## Selected extract
- - - - -

Are there any good tools for back testing options strategies?

  • There are all kinds of tools for backtesting linear instruments (like stocks or stock indices). It is a completely different story when it comes to option strategies. Most of the tools used are bespoke software not publicly available. Part of the reason for that seems to be the higher complexity involved, the deluge of data you need (option chains) and the (non-)availability of historical implied vola data.

    Anyway, my question:
    Are there any good, usable tools for backtesting option strategies (or add-ons for standard packages or online-services or whatever). Please also provide infos on price and quality of the products if possible.

    P.S.: An idea to get to grips with the above challenges would be a tool which uses Black-Scholes - but with historical vola data (e.g. VIX which is publicly available).

    Is there any automated software for backtesting complex option spreads, like collars / iron condors / butterflies? For instance, I would like to backtest the 10-year historical performance of entering a collar whenever the 50 day MVG crosses above the 200 day MVG and rolling the short call whenever the underlying stock crosses above the short strike. I looked at the other tools above and 1) they either didn't support the option strategies I want or 2) they would require me to manually enter and exit the positions. The latter is just too time consuming.

- - - - -

## Dataset records
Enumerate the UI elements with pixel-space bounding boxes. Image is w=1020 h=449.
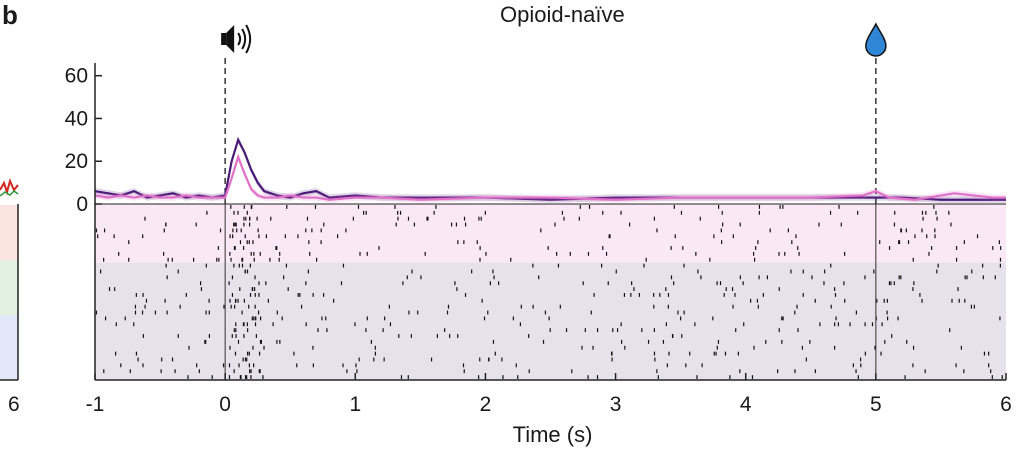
- left-band-green: [0, 260, 18, 315]
- series-2-line: [94, 153, 1006, 201]
- psth-lines: [94, 136, 1006, 203]
- left-green-trace: [0, 190, 19, 197]
- y-tick-label: 0: [76, 193, 88, 216]
- x-tick-label: 4: [740, 393, 752, 416]
- x-tick-label: 5: [870, 393, 882, 416]
- x-tick-label: 2: [480, 393, 492, 416]
- y-tick-label: 40: [65, 107, 88, 130]
- x-axis-label: Time (s): [513, 422, 593, 447]
- left-red-trace: [0, 178, 19, 196]
- left-panel-fragment: 6: [0, 178, 20, 416]
- y-tick-label: 60: [65, 65, 88, 88]
- raster-background: [95, 204, 1006, 380]
- chart-title: Opioid-naïve: [500, 2, 625, 27]
- x-tick-label: 1: [349, 393, 361, 416]
- x-tick-label: 0: [219, 393, 231, 416]
- raster-plot: [95, 205, 1003, 379]
- speaker-icon: [221, 24, 252, 54]
- water-drop-icon: [865, 22, 887, 57]
- raster-band-1: [95, 204, 1006, 263]
- left-band-blue: [0, 315, 18, 380]
- raster-band-2: [95, 262, 1006, 380]
- event-markers: [224, 58, 877, 380]
- left-tick-label: 6: [8, 393, 20, 416]
- panel-label: b: [2, 0, 18, 30]
- x-tick-label: 3: [610, 393, 622, 416]
- axes: 0 20 40 60 -1 0 1 2 3 4 5 6: [65, 63, 1012, 416]
- y-tick-label: 20: [65, 150, 88, 173]
- left-band-red: [0, 205, 18, 260]
- x-tick-label: -1: [86, 393, 105, 416]
- x-tick-label: 6: [1000, 393, 1012, 416]
- series-2-error-band: [95, 153, 1006, 203]
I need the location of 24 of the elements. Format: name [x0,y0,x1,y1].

- - - - -

## Challenges
#1 Reproduce word for word the options backtesting post from "Are there any good tools" up to and including "products if possible.".
#2 What publicly available source of historical volatility data does the options backtesting post give as an example?
#3 Write what comes next in the options backtesting post, picking up after its final sentence.
The lines play no part in this work.

## Task-by-task results
#1
Are there any good tools for back testing options strategies?

  • There are all kinds of tools for backtesting linear instruments (like stocks or stock indices). It is a completely different story when it comes to option strategies. Most of the tools used are bespoke software not publicly available. Part of the reason for that seems to be the higher complexity involved, the deluge of data you need (option chains) and the (non-)availability of historical implied vola data.

    Anyway, my question:
    Are there any good, usable tools for backtesting option strategies (or add-ons for standard packages or online-services or whatever). Please also provide infos on price and quality of the products if possible.

#2 VIX.

#3
    I've been building a tool for back-testing option strategies at https://www.getvolatility.com. It will show you historical prices and back-tested payoffs for any option strategy. It also highlights opportunities which are cheap or expensive today after running statistical analysis on historical data. It has detailed historical implied volatility, skew, and surface charting. The historical data goes back about seven years and will go back farther soon.

  • Shane

    Shane Correct answer

    10 years ago

    A few pointers:

    • When I looked into this a few years ago, a good solution at the time was LIM's XMIM, which also has an S-Plus/Matlab interface. Whit Armstrong also provided an R package for this, although I don't know how complete it is. This provides both the data and the software for analysis.
    • On the very high end (and expensive) side of the spectrum, OneTick and KDB are both being used for this purpose by professional money managers.
    • Two tools used by the non-professional community are available from brokers: https://www.thinkorswim.com/ or http://www.optionvue.com/.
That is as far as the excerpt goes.